## START DATA

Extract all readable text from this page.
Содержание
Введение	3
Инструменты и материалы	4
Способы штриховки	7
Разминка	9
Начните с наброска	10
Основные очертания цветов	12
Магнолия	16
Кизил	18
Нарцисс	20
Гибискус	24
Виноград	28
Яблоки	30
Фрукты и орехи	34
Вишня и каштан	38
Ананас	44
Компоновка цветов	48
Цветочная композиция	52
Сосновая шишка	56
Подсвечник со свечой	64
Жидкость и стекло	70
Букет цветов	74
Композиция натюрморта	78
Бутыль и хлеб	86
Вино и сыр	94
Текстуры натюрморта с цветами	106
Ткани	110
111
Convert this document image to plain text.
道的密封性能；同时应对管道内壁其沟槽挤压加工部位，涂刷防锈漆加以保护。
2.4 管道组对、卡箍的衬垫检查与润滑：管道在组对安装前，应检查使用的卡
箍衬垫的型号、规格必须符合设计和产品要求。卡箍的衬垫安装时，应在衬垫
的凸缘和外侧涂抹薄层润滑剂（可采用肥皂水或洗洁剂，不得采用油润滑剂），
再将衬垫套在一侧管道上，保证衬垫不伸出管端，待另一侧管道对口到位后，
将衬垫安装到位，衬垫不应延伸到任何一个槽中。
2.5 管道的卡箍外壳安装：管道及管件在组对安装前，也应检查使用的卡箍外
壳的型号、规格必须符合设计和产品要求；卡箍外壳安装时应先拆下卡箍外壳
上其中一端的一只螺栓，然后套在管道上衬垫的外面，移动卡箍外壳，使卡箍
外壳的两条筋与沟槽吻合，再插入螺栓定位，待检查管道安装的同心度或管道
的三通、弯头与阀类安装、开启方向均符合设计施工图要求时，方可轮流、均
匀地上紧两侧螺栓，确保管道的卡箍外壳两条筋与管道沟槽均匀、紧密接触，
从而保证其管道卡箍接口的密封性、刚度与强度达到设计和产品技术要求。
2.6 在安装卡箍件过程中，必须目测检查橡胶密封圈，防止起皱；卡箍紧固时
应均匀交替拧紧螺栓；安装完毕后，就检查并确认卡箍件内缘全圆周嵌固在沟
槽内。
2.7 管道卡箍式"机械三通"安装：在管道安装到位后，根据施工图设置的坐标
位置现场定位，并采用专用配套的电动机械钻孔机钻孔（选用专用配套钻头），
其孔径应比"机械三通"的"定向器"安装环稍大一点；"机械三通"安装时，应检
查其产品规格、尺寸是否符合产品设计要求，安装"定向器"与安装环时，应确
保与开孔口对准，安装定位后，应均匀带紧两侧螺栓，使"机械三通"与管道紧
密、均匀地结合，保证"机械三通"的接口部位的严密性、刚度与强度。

## END DATA

WRITTEN PROBLEM = Transcribe each entry precisely, missing none.

ANSWER BELOW =
Extract all readable text from this page.
Содержание
Введение	3
Инструменты и материалы	4
Способы штриховки	7
Разминка	9
Начните с наброска	10
Основные очертания цветов	12
Магнолия	16
Кизил	18
Нарцисс	20
Гибискус	24
Виноград	28
Яблоки	30
Фрукты и орехи	34
Вишня и каштан	38
Ананас	44
Компоновка цветов	48
Цветочная композиция	52
Сосновая шишка	56
Подсвечник со свечой	64
Жидкость и стекло	70
Букет цветов	74
Композиция натюрморта	78
Бутыль и хлеб	86
Вино и сыр	94
Текстуры натюрморта с цветами	106
Ткани	110
111
Convert this document image to plain text.
道的密封性能；同时应对管道内壁其沟槽挤压加工部位，涂刷防锈漆加以保护。
2.4 管道组对、卡箍的衬垫检查与润滑：管道在组对安装前，应检查使用的卡
箍衬垫的型号、规格必须符合设计和产品要求。卡箍的衬垫安装时，应在衬垫
的凸缘和外侧涂抹薄层润滑剂（可采用肥皂水或洗洁剂，不得采用油润滑剂），
再将衬垫套在一侧管道上，保证衬垫不伸出管端，待另一侧管道对口到位后，
将衬垫安装到位，衬垫不应延伸到任何一个槽中。
2.5 管道的卡箍外壳安装：管道及管件在组对安装前，也应检查使用的卡箍外
壳的型号、规格必须符合设计和产品要求；卡箍外壳安装时应先拆下卡箍外壳
上其中一端的一只螺栓，然后套在管道上衬垫的外面，移动卡箍外壳，使卡箍
外壳的两条筋与沟槽吻合，再插入螺栓定位，待检查管道安装的同心度或管道
的三通、弯头与阀类安装、开启方向均符合设计施工图要求时，方可轮流、均
匀地上紧两侧螺栓，确保管道的卡箍外壳两条筋与管道沟槽均匀、紧密接触，
从而保证其管道卡箍接口的密封性、刚度与强度达到设计和产品技术要求。
2.6 在安装卡箍件过程中，必须目测检查橡胶密封圈，防止起皱；卡箍紧固时
应均匀交替拧紧螺栓；安装完毕后，就检查并确认卡箍件内缘全圆周嵌固在沟
槽内。
2.7 管道卡箍式"机械三通"安装：在管道安装到位后，根据施工图设置的坐标
位置现场定位，并采用专用配套的电动机械钻孔机钻孔（选用专用配套钻头），
其孔径应比"机械三通"的"定向器"安装环稍大一点；"机械三通"安装时，应检
查其产品规格、尺寸是否符合产品设计要求，安装"定向器"与安装环时，应确
保与开孔口对准，安装定位后，应均匀带紧两侧螺栓，使"机械三通"与管道紧
密、均匀地结合，保证"机械三通"的接口部位的严密性、刚度与强度。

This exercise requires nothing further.